▸ **Description of the task**
Single out the lines of the material that contain "earner" and copy them.

▸ **Materials provided**
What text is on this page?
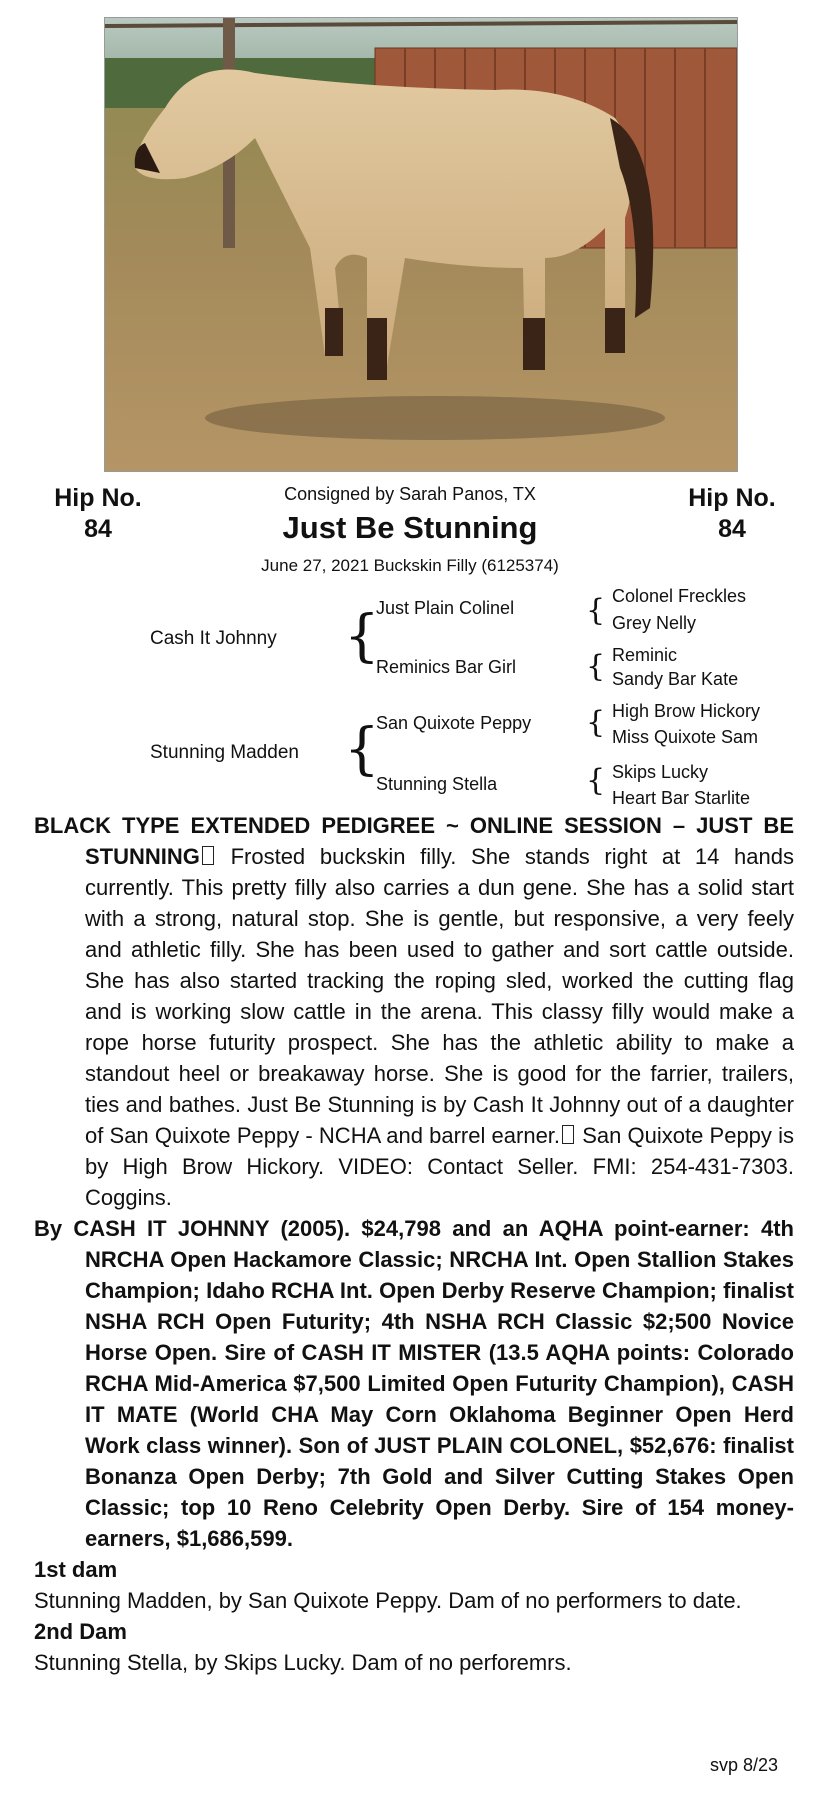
Hip No.
84
Hip No.
84
Consigned by Sarah Panos, TX
Just Be Stunning
June 27, 2021 Buckskin Filly (6125374)
Cash It Johnny
Stunning Madden
{
{
Just Plain Colinel
Reminics Bar Girl
San Quixote Peppy
Stunning Stella
{
{
{
{
Colonel Freckles
Grey Nelly
Reminic
Sandy Bar Kate
High Brow Hickory
Miss Quixote Sam
Skips Lucky
Heart Bar Starlite

BLACK TYPE EXTENDED PEDIGREE ~ ONLINE SESSION – JUST BE STUNNING Frosted buckskin filly. She stands right at 14 hands currently. This pretty filly also carries a dun gene. She has a solid start with a strong, natural stop. She is gentle, but responsive, a very feely and athletic filly. She has been used to gather and sort cattle outside. She has also started tracking the roping sled, worked the cutting flag and is working slow cattle in the arena. This classy filly would make a rope horse futurity prospect. She has the athletic ability to make a standout heel or breakaway horse. She is good for the farrier, trailers, ties and bathes. Just Be Stunning is by Cash It Johnny out of a daughter of San Quixote Peppy - NCHA and barrel earner. San Quixote Peppy is by High Brow Hickory. VIDEO: Contact Seller. FMI: 254-431-7303. Coggins.

By CASH IT JOHNNY (2005). $24,798 and an AQHA point-earner: 4th NRCHA Open Hackamore Classic; NRCHA Int. Open Stallion Stakes Champion; Idaho RCHA Int. Open Derby Reserve Champion; finalist NSHA RCH Open Futurity; 4th NSHA RCH Classic $2;500 Novice Horse Open. Sire of CASH IT MISTER (13.5 AQHA points: Colorado RCHA Mid-America $7,500 Limited Open Futurity Champion), CASH IT MATE (World CHA May Corn Oklahoma Beginner Open Herd Work class winner). Son of JUST PLAIN COLONEL, $52,676: finalist Bonanza Open Derby; 7th Gold and Silver Cutting Stakes Open Classic; top 10 Reno Celebrity Open Derby. Sire of 154 money-earners, $1,686,599.

1st dam

Stunning Madden, by San Quixote Peppy. Dam of no performers to date.

2nd Dam

Stunning Stella, by Skips Lucky. Dam of no perforemrs.

svp 8/23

▸ **Answer to this task**
BLACK TYPE EXTENDED PEDIGREE ~ ONLINE SESSION – JUST BE STUNNING Frosted buckskin filly. She stands right at 14 hands currently. This pretty filly also carries a dun gene. She has a solid start with a strong, natural stop. She is gentle, but responsive, a very feely and athletic filly. She has been used to gather and sort cattle outside. She has also started tracking the roping sled, worked the cutting flag and is working slow cattle in the arena. This classy filly would make a rope horse futurity prospect. She has the athletic ability to make a standout heel or breakaway horse. She is good for the farrier, trailers, ties and bathes. Just Be Stunning is by Cash It Johnny out of a daughter of San Quixote Peppy - NCHA and barrel earner. San Quixote Peppy is by High Brow Hickory. VIDEO: Contact Seller. FMI: 254-431-7303. Coggins.
By CASH IT JOHNNY (2005). $24,798 and an AQHA point-earner: 4th NRCHA Open Hackamore Classic; NRCHA Int. Open Stallion Stakes Champion; Idaho RCHA Int. Open Derby Reserve Champion; finalist NSHA RCH Open Futurity; 4th NSHA RCH Classic $2;500 Novice Horse Open. Sire of CASH IT MISTER (13.5 AQHA points: Colorado RCHA Mid-America $7,500 Limited Open Futurity Champion), CASH IT MATE (World CHA May Corn Oklahoma Beginner Open Herd Work class winner). Son of JUST PLAIN COLONEL, $52,676: finalist Bonanza Open Derby; 7th Gold and Silver Cutting Stakes Open Classic; top 10 Reno Celebrity Open Derby. Sire of 154 money-earners, $1,686,599.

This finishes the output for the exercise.